§ TASK REQUIREMENTS
Copy the rows below line for line, keeping every character as it appears.

═════ EXCERPTED RECORDS ═════

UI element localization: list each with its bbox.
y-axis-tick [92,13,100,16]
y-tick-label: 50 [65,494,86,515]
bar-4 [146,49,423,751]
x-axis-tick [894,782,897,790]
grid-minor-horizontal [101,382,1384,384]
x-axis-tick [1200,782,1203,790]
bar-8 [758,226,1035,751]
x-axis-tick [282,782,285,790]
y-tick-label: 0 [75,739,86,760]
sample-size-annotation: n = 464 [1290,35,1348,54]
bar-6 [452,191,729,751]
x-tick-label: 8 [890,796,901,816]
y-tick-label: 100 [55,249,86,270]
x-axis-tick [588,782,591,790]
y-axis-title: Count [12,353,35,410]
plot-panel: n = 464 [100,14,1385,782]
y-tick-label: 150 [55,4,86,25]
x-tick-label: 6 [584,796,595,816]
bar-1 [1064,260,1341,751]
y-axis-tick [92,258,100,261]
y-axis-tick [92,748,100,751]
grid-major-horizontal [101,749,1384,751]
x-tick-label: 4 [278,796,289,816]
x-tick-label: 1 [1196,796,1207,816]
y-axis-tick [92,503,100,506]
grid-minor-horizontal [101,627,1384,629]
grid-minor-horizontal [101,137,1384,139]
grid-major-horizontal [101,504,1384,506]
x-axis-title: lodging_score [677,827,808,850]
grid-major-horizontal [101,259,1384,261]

═════

§ OUTPUT FOR THIS TASK
UI element localization: list each with its bbox.
y-axis-tick [92,13,100,16]
y-tick-label: 50 [65,494,86,515]
bar-4 [146,49,423,751]
x-axis-tick [894,782,897,790]
grid-minor-horizontal [101,382,1384,384]
x-axis-tick [1200,782,1203,790]
bar-8 [758,226,1035,751]
x-axis-tick [282,782,285,790]
y-tick-label: 0 [75,739,86,760]
sample-size-annotation: n = 464 [1290,35,1348,54]
bar-6 [452,191,729,751]
x-tick-label: 8 [890,796,901,816]
y-tick-label: 100 [55,249,86,270]
x-axis-tick [588,782,591,790]
y-axis-title: Count [12,353,35,410]
plot-panel: n = 464 [100,14,1385,782]
y-tick-label: 150 [55,4,86,25]
x-tick-label: 6 [584,796,595,816]
bar-1 [1064,260,1341,751]
y-axis-tick [92,258,100,261]
y-axis-tick [92,748,100,751]
grid-major-horizontal [101,749,1384,751]
x-tick-label: 4 [278,796,289,816]
x-tick-label: 1 [1196,796,1207,816]
y-axis-tick [92,503,100,506]
grid-minor-horizontal [101,627,1384,629]
grid-minor-horizontal [101,137,1384,139]
grid-major-horizontal [101,504,1384,506]
x-axis-title: lodging_score [677,827,808,850]
grid-major-horizontal [101,259,1384,261]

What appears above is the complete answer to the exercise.